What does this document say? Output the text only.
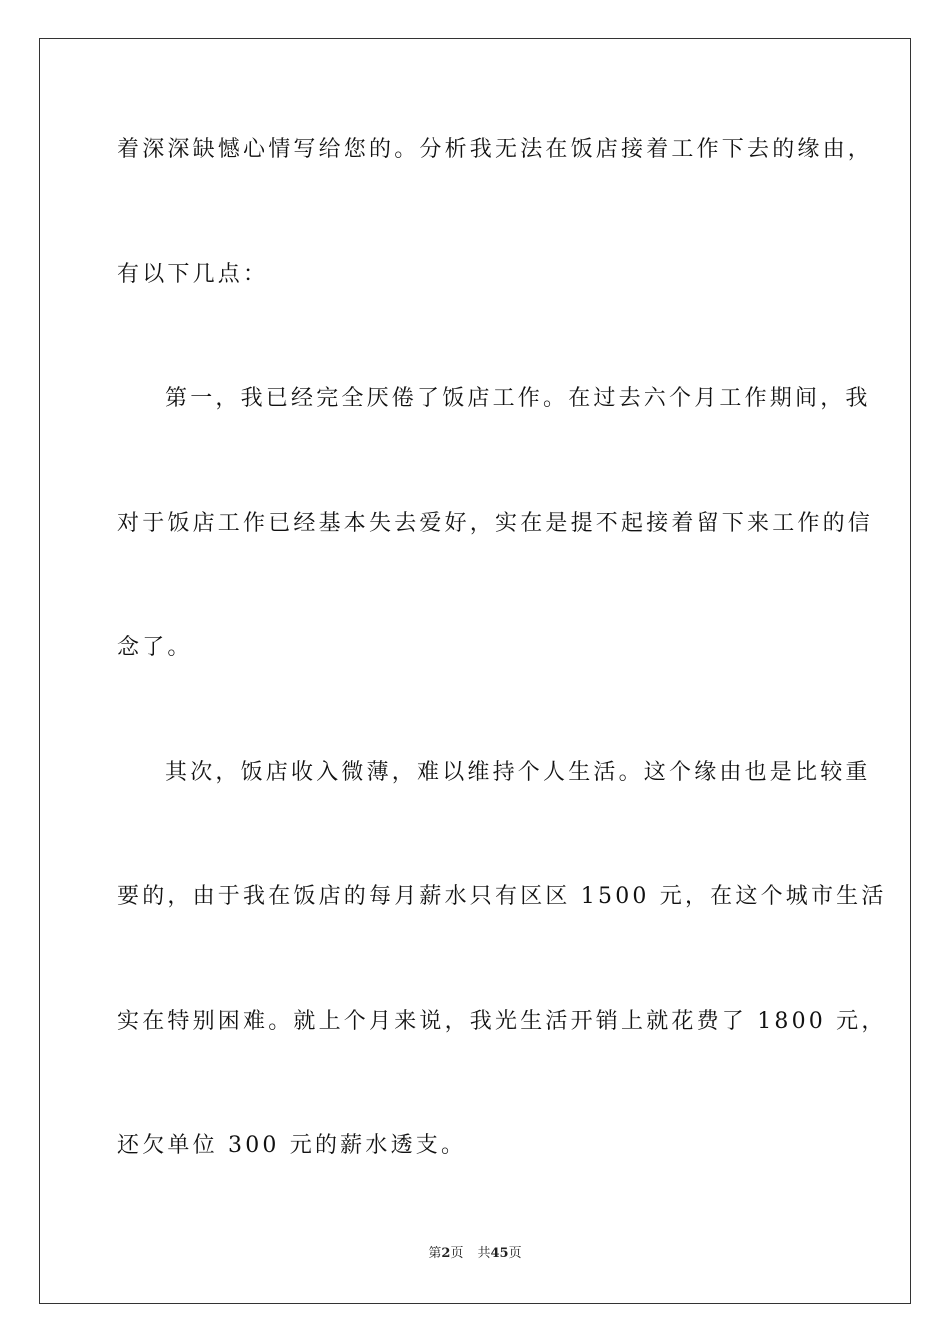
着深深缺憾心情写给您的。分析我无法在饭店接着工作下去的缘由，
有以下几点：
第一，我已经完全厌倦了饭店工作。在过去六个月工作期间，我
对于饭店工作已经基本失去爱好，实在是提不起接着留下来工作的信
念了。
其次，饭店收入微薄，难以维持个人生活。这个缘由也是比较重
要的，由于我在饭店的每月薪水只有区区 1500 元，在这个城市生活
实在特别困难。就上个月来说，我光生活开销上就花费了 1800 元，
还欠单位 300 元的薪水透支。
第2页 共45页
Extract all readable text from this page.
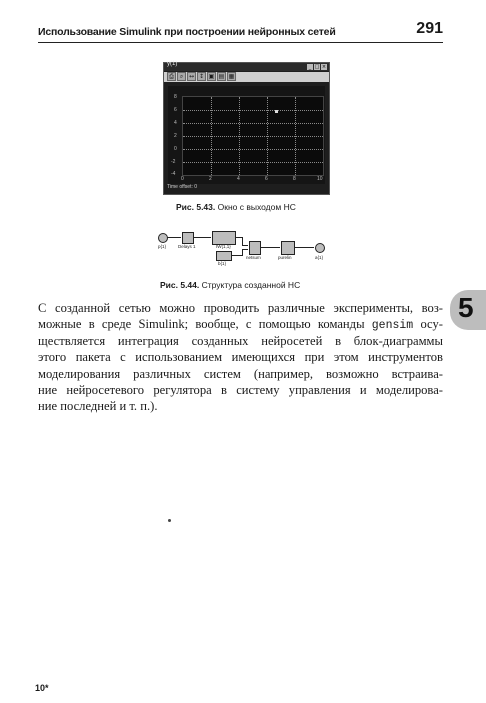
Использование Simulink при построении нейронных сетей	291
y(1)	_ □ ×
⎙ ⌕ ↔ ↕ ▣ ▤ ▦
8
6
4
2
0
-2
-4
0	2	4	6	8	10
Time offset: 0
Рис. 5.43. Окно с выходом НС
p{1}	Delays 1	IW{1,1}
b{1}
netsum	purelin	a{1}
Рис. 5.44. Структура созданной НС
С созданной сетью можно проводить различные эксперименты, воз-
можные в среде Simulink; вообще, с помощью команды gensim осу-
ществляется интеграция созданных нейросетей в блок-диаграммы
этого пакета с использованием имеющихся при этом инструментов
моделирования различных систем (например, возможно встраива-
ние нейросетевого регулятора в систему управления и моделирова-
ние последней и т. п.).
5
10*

———

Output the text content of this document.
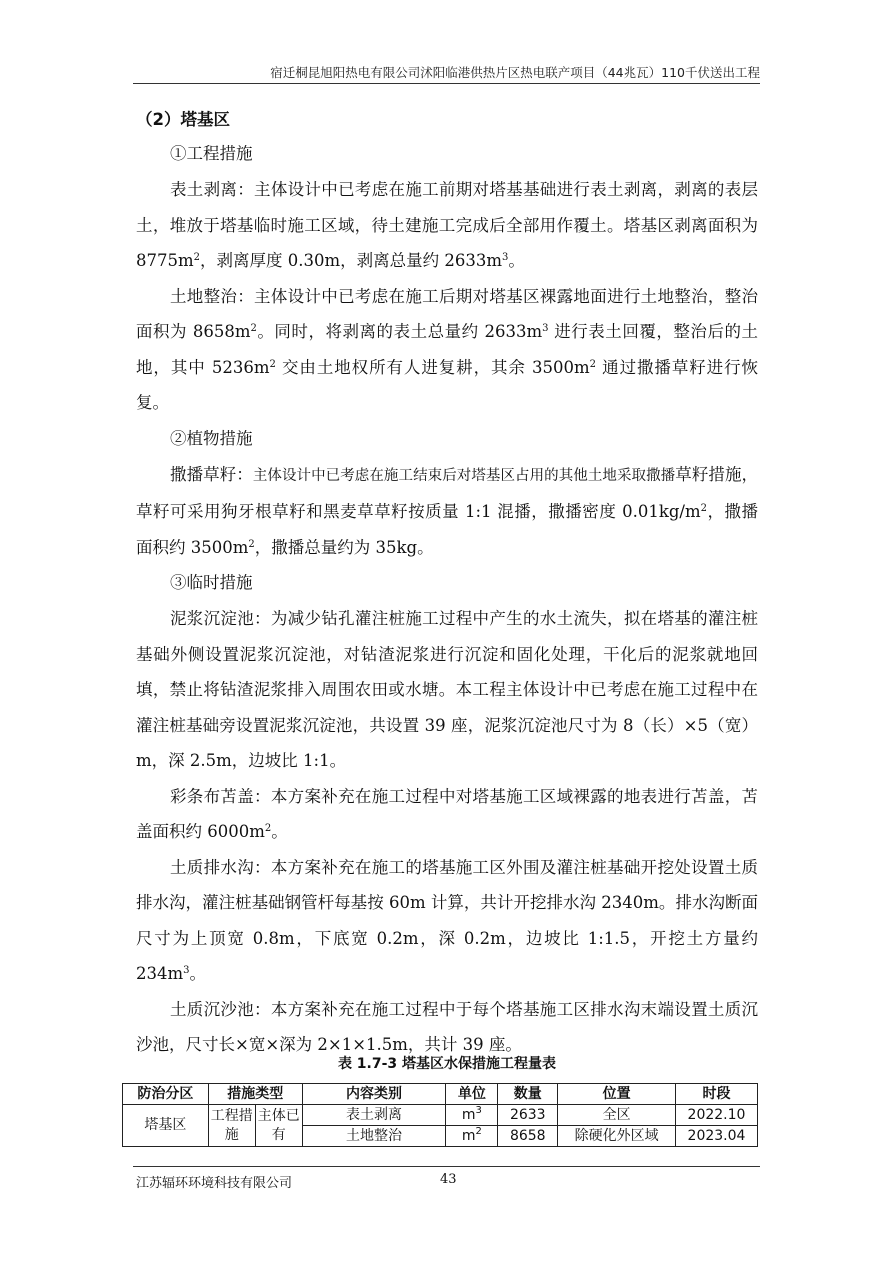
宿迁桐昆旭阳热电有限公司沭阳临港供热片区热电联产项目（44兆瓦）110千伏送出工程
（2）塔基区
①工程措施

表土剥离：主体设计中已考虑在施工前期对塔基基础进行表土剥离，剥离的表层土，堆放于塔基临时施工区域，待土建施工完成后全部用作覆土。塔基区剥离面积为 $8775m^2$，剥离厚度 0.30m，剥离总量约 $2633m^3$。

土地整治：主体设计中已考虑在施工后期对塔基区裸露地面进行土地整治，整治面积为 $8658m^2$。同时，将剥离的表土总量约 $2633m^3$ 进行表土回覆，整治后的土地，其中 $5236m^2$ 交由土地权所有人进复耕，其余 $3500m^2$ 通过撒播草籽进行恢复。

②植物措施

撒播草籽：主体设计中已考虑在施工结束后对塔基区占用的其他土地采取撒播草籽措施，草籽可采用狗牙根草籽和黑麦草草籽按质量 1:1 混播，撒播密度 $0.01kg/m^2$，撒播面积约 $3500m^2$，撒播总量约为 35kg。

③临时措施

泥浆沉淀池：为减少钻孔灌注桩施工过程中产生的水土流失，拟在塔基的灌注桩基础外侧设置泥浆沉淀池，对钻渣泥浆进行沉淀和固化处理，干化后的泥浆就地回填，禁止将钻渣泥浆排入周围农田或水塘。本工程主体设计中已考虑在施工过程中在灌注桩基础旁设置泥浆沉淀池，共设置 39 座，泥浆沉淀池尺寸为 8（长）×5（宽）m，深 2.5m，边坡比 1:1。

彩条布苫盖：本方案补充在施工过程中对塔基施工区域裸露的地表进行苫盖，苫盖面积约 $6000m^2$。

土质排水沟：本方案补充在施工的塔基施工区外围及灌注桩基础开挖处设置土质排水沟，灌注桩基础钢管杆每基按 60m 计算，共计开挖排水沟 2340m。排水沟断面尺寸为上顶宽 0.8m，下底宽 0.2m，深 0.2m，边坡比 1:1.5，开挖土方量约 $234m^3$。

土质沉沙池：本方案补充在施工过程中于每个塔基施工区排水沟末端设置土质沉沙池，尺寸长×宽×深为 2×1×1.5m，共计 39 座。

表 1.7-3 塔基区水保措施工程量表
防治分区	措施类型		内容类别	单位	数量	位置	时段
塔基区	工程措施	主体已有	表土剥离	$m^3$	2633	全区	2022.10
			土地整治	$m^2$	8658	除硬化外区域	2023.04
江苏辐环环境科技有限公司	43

———

**Aim of the task**
Scan the listing above. Gather each line that contains the word "Simulink".

**Task output**
Использование Simulink при построении нейронных сетей	291
можные в среде Simulink; вообще, с помощью команды gensim осу-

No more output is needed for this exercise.